Directions for this task:
Word for word, restate every line of the material.

Provided information:
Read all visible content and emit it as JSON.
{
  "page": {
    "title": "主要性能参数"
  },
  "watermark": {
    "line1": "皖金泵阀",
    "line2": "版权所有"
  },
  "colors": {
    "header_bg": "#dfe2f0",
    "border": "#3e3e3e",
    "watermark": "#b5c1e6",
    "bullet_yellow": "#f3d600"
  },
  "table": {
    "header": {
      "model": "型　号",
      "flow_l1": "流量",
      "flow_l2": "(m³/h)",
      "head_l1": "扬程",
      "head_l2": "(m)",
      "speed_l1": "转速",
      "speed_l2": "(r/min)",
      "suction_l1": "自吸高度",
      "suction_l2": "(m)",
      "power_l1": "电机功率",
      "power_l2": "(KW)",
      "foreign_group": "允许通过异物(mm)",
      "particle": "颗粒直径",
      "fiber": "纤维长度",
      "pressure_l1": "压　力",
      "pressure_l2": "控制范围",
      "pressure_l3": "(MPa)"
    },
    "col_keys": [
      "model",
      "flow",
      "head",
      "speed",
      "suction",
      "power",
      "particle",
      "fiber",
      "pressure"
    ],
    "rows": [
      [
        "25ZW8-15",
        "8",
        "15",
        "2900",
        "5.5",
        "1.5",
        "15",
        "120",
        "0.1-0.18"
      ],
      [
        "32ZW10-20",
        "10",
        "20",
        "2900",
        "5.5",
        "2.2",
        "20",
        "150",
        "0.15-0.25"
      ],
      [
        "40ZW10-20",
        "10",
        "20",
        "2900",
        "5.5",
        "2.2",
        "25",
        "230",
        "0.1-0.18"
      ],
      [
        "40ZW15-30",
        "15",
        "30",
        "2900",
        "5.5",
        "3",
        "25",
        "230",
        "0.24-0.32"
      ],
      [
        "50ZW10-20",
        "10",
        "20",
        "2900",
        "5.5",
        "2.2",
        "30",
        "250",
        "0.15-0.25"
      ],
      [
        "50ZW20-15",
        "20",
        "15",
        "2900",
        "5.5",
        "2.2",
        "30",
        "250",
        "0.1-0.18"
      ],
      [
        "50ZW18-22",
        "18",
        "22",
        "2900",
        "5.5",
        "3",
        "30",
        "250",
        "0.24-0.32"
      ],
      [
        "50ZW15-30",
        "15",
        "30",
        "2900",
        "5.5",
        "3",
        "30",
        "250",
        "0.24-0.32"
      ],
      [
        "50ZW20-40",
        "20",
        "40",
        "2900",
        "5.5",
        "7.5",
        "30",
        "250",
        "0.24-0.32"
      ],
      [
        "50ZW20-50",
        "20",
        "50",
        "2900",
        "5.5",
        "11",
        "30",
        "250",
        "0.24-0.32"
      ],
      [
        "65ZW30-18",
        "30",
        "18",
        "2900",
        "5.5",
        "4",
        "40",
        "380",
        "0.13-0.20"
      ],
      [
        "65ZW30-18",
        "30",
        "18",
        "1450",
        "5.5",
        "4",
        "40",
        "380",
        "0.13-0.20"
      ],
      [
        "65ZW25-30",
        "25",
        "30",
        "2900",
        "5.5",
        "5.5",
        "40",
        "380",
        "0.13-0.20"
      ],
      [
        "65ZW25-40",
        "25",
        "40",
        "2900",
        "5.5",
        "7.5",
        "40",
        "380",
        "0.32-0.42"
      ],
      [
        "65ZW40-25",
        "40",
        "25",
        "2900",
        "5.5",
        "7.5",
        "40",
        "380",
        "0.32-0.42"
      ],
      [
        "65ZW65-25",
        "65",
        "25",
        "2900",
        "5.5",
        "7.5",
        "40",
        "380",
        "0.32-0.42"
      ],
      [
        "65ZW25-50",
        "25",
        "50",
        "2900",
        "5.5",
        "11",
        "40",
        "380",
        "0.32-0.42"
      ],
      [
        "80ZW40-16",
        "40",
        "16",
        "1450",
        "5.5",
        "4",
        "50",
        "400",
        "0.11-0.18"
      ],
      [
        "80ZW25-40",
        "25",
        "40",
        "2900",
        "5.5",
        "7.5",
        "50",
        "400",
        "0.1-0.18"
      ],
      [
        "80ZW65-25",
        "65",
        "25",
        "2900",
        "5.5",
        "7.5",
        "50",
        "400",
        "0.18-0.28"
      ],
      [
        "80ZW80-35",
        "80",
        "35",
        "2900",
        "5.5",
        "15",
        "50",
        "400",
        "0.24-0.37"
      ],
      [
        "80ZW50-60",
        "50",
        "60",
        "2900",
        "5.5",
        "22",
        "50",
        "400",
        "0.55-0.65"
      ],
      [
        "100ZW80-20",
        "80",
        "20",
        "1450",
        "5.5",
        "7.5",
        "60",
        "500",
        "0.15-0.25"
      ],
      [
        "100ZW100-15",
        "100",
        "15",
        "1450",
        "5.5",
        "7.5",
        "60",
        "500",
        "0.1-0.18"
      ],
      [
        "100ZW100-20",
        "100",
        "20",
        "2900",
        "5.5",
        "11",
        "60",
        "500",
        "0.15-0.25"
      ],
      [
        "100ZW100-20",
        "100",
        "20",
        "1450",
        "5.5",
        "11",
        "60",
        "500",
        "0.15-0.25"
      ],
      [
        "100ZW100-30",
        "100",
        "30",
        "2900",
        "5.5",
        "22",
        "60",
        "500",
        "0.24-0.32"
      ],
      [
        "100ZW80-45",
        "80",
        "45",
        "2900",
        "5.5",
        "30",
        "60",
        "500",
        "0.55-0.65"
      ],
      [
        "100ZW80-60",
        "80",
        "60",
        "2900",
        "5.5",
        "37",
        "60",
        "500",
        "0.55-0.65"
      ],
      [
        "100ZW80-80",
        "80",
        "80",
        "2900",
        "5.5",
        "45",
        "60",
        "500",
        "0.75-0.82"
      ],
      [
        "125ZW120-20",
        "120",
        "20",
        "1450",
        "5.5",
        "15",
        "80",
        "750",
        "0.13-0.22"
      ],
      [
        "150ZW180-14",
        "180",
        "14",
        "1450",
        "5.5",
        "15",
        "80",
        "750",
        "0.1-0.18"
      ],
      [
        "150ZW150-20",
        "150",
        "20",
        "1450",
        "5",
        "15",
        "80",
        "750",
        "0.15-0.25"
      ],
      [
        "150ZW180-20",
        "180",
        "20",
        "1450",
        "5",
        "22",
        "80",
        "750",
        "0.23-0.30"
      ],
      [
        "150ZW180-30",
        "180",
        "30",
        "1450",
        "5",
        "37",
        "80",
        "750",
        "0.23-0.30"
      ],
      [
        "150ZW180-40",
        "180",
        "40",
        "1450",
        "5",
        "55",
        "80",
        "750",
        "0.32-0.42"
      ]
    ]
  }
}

Result of the task:
Read all visible content and emit it as JSON.
{
  "page": {
    "title": "主要性能参数"
  },
  "watermark": {
    "line1": "皖金泵阀",
    "line2": "版权所有"
  },
  "colors": {
    "header_bg": "#dfe2f0",
    "border": "#3e3e3e",
    "watermark": "#b5c1e6",
    "bullet_yellow": "#f3d600"
  },
  "table": {
    "header": {
      "model": "型　号",
      "flow_l1": "流量",
      "flow_l2": "(m³/h)",
      "head_l1": "扬程",
      "head_l2": "(m)",
      "speed_l1": "转速",
      "speed_l2": "(r/min)",
      "suction_l1": "自吸高度",
      "suction_l2": "(m)",
      "power_l1": "电机功率",
      "power_l2": "(KW)",
      "foreign_group": "允许通过异物(mm)",
      "particle": "颗粒直径",
      "fiber": "纤维长度",
      "pressure_l1": "压　力",
      "pressure_l2": "控制范围",
      "pressure_l3": "(MPa)"
    },
    "col_keys": [
      "model",
      "flow",
      "head",
      "speed",
      "suction",
      "power",
      "particle",
      "fiber",
      "pressure"
    ],
    "rows": [
      [
        "25ZW8-15",
        "8",
        "15",
        "2900",
        "5.5",
        "1.5",
        "15",
        "120",
        "0.1-0.18"
      ],
      [
        "32ZW10-20",
        "10",
        "20",
        "2900",
        "5.5",
        "2.2",
        "20",
        "150",
        "0.15-0.25"
      ],
      [
        "40ZW10-20",
        "10",
        "20",
        "2900",
        "5.5",
        "2.2",
        "25",
        "230",
        "0.1-0.18"
      ],
      [
        "40ZW15-30",
        "15",
        "30",
        "2900",
        "5.5",
        "3",
        "25",
        "230",
        "0.24-0.32"
      ],
      [
        "50ZW10-20",
        "10",
        "20",
        "2900",
        "5.5",
        "2.2",
        "30",
        "250",
        "0.15-0.25"
      ],
      [
        "50ZW20-15",
        "20",
        "15",
        "2900",
        "5.5",
        "2.2",
        "30",
        "250",
        "0.1-0.18"
      ],
      [
        "50ZW18-22",
        "18",
        "22",
        "2900",
        "5.5",
        "3",
        "30",
        "250",
        "0.24-0.32"
      ],
      [
        "50ZW15-30",
        "15",
        "30",
        "2900",
        "5.5",
        "3",
        "30",
        "250",
        "0.24-0.32"
      ],
      [
        "50ZW20-40",
        "20",
        "40",
        "2900",
        "5.5",
        "7.5",
        "30",
        "250",
        "0.24-0.32"
      ],
      [
        "50ZW20-50",
        "20",
        "50",
        "2900",
        "5.5",
        "11",
        "30",
        "250",
        "0.24-0.32"
      ],
      [
        "65ZW30-18",
        "30",
        "18",
        "2900",
        "5.5",
        "4",
        "40",
        "380",
        "0.13-0.20"
      ],
      [
        "65ZW30-18",
        "30",
        "18",
        "1450",
        "5.5",
        "4",
        "40",
        "380",
        "0.13-0.20"
      ],
      [
        "65ZW25-30",
        "25",
        "30",
        "2900",
        "5.5",
        "5.5",
        "40",
        "380",
        "0.13-0.20"
      ],
      [
        "65ZW25-40",
        "25",
        "40",
        "2900",
        "5.5",
        "7.5",
        "40",
        "380",
        "0.32-0.42"
      ],
      [
        "65ZW40-25",
        "40",
        "25",
        "2900",
        "5.5",
        "7.5",
        "40",
        "380",
        "0.32-0.42"
      ],
      [
        "65ZW65-25",
        "65",
        "25",
        "2900",
        "5.5",
        "7.5",
        "40",
        "380",
        "0.32-0.42"
      ],
      [
        "65ZW25-50",
        "25",
        "50",
        "2900",
        "5.5",
        "11",
        "40",
        "380",
        "0.32-0.42"
      ],
      [
        "80ZW40-16",
        "40",
        "16",
        "1450",
        "5.5",
        "4",
        "50",
        "400",
        "0.11-0.18"
      ],
      [
        "80ZW25-40",
        "25",
        "40",
        "2900",
        "5.5",
        "7.5",
        "50",
        "400",
        "0.1-0.18"
      ],
      [
        "80ZW65-25",
        "65",
        "25",
        "2900",
        "5.5",
        "7.5",
        "50",
        "400",
        "0.18-0.28"
      ],
      [
        "80ZW80-35",
        "80",
        "35",
        "2900",
        "5.5",
        "15",
        "50",
        "400",
        "0.24-0.37"
      ],
      [
        "80ZW50-60",
        "50",
        "60",
        "2900",
        "5.5",
        "22",
        "50",
        "400",
        "0.55-0.65"
      ],
      [
        "100ZW80-20",
        "80",
        "20",
        "1450",
        "5.5",
        "7.5",
        "60",
        "500",
        "0.15-0.25"
      ],
      [
        "100ZW100-15",
        "100",
        "15",
        "1450",
        "5.5",
        "7.5",
        "60",
        "500",
        "0.1-0.18"
      ],
      [
        "100ZW100-20",
        "100",
        "20",
        "2900",
        "5.5",
        "11",
        "60",
        "500",
        "0.15-0.25"
      ],
      [
        "100ZW100-20",
        "100",
        "20",
        "1450",
        "5.5",
        "11",
        "60",
        "500",
        "0.15-0.25"
      ],
      [
        "100ZW100-30",
        "100",
        "30",
        "2900",
        "5.5",
        "22",
        "60",
        "500",
        "0.24-0.32"
      ],
      [
        "100ZW80-45",
        "80",
        "45",
        "2900",
        "5.5",
        "30",
        "60",
        "500",
        "0.55-0.65"
      ],
      [
        "100ZW80-60",
        "80",
        "60",
        "2900",
        "5.5",
        "37",
        "60",
        "500",
        "0.55-0.65"
      ],
      [
        "100ZW80-80",
        "80",
        "80",
        "2900",
        "5.5",
        "45",
        "60",
        "500",
        "0.75-0.82"
      ],
      [
        "125ZW120-20",
        "120",
        "20",
        "1450",
        "5.5",
        "15",
        "80",
        "750",
        "0.13-0.22"
      ],
      [
        "150ZW180-14",
        "180",
        "14",
        "1450",
        "5.5",
        "15",
        "80",
        "750",
        "0.1-0.18"
      ],
      [
        "150ZW150-20",
        "150",
        "20",
        "1450",
        "5",
        "15",
        "80",
        "750",
        "0.15-0.25"
      ],
      [
        "150ZW180-20",
        "180",
        "20",
        "1450",
        "5",
        "22",
        "80",
        "750",
        "0.23-0.30"
      ],
      [
        "150ZW180-30",
        "180",
        "30",
        "1450",
        "5",
        "37",
        "80",
        "750",
        "0.23-0.30"
      ],
      [
        "150ZW180-40",
        "180",
        "40",
        "1450",
        "5",
        "55",
        "80",
        "750",
        "0.32-0.42"
      ]
    ]
  }
}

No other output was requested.